-------- Extracted material
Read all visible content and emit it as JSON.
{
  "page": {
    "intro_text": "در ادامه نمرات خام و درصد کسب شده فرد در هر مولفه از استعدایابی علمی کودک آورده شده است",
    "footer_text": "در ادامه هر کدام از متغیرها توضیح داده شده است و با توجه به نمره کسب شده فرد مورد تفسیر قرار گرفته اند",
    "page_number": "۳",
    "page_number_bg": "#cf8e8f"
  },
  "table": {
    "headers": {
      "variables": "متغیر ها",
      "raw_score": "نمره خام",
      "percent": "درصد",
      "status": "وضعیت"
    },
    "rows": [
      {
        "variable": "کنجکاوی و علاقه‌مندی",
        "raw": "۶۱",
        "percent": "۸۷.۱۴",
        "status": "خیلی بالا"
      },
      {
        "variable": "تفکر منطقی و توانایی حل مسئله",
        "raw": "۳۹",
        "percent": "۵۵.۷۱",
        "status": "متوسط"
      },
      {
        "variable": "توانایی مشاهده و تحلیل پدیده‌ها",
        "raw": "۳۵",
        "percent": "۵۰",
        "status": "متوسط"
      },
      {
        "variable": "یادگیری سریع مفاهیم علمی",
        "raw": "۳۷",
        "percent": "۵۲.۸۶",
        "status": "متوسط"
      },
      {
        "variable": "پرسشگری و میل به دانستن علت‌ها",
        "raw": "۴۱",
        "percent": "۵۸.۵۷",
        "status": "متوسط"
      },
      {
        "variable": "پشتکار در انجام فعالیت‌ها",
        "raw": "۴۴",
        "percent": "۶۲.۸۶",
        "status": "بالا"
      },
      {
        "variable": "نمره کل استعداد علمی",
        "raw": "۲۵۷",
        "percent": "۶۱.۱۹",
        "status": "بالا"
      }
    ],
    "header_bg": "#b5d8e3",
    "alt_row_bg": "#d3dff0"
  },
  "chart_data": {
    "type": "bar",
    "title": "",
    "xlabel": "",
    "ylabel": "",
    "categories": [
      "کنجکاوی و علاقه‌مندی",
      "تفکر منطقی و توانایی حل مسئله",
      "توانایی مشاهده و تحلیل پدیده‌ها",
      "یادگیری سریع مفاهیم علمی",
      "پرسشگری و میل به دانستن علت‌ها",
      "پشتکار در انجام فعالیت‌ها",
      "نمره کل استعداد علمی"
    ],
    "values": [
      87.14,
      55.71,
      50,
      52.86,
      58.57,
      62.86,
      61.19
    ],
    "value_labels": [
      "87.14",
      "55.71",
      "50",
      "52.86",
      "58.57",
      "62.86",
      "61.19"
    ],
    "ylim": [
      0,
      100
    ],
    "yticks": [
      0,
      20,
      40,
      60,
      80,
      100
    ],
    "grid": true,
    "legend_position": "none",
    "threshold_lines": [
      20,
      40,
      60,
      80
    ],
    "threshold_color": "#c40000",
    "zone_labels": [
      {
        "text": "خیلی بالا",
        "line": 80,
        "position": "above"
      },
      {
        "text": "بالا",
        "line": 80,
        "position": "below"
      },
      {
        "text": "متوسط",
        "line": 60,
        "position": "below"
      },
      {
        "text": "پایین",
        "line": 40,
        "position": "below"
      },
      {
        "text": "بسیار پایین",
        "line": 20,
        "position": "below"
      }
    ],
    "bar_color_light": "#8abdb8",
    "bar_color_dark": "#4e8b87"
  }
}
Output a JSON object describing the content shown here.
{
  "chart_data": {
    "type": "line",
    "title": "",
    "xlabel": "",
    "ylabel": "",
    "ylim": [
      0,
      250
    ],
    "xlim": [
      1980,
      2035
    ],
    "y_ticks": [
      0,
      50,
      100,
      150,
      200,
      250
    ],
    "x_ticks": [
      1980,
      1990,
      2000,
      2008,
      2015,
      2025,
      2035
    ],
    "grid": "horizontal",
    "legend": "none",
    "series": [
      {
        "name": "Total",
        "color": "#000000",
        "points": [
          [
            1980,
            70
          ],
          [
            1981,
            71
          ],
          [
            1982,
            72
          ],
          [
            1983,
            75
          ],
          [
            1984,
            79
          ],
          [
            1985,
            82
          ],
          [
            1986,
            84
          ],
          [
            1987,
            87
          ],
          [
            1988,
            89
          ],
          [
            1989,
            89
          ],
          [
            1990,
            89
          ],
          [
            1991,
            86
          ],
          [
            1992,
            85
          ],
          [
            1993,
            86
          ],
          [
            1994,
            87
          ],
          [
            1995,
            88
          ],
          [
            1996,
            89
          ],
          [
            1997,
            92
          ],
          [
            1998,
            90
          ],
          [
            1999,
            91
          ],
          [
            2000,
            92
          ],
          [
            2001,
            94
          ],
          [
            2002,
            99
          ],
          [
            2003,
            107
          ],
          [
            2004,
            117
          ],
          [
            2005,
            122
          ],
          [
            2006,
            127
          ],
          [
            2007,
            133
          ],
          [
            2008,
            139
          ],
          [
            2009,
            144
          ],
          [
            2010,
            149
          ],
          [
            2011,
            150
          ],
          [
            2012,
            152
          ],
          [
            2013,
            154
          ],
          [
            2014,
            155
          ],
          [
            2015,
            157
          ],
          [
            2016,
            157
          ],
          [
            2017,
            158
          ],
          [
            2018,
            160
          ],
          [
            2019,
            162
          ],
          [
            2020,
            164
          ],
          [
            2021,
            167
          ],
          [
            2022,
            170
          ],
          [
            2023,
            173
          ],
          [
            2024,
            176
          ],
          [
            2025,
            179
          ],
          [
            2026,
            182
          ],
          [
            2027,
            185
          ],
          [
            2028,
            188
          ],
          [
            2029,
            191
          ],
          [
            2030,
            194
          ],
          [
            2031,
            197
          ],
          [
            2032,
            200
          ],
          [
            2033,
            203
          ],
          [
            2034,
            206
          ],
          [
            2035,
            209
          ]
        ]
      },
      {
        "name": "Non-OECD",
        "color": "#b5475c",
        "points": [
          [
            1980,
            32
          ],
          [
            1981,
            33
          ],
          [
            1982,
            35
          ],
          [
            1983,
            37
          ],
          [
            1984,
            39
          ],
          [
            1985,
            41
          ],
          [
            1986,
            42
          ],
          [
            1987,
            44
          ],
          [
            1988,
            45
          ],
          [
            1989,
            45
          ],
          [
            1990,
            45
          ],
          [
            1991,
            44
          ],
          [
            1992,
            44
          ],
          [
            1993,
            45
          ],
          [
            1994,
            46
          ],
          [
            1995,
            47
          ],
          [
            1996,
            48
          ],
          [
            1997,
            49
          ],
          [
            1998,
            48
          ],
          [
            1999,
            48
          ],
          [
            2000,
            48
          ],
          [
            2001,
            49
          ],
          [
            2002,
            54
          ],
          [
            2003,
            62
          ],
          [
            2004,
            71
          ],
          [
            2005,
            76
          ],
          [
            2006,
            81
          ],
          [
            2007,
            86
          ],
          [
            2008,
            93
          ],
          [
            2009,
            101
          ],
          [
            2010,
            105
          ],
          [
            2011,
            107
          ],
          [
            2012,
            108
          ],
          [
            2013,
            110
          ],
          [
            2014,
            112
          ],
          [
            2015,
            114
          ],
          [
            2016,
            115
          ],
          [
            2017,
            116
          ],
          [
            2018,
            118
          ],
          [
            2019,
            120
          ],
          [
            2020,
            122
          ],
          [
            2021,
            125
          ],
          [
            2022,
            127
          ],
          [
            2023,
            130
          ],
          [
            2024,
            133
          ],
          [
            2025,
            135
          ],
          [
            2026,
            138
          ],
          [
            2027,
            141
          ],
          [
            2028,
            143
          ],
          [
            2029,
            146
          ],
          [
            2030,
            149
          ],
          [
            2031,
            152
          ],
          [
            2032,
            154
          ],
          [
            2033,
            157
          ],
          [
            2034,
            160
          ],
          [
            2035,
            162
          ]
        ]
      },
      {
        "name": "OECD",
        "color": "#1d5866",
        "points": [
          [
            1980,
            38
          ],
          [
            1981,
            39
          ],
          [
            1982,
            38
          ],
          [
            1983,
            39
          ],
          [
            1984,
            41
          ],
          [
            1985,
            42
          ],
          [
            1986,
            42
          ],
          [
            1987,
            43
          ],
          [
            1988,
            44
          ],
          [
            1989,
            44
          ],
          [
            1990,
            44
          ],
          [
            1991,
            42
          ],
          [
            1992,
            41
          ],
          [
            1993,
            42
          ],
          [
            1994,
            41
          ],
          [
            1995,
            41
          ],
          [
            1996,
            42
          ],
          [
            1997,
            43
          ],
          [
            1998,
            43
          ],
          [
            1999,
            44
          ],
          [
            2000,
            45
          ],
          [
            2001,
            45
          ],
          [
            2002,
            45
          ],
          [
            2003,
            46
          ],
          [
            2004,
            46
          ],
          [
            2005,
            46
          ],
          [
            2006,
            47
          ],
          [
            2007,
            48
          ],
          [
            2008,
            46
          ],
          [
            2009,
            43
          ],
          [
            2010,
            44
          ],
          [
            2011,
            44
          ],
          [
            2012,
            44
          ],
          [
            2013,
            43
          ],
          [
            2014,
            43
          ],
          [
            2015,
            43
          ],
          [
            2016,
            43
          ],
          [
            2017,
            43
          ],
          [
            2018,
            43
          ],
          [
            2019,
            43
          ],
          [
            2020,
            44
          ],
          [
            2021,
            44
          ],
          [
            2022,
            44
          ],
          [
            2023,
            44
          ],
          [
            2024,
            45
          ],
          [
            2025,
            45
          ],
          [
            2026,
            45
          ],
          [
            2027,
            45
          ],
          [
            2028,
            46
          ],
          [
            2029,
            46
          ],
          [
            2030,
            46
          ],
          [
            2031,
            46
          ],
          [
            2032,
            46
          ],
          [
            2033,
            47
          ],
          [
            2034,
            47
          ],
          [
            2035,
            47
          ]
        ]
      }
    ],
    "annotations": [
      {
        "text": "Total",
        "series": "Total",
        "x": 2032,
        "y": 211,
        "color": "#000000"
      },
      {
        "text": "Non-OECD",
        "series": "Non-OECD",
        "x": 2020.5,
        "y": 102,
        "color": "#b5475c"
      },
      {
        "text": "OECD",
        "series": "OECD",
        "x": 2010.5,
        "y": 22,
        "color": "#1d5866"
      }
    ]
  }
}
----------------
■ **Stated goal**:
Check each line above for the word "بالا", and copy the lines where it appears.

■ **Expected answer**:
        "status": "خیلی بالا"
        "status": "بالا"
        "status": "بالا"
        "text": "خیلی بالا",
        "text": "بالا",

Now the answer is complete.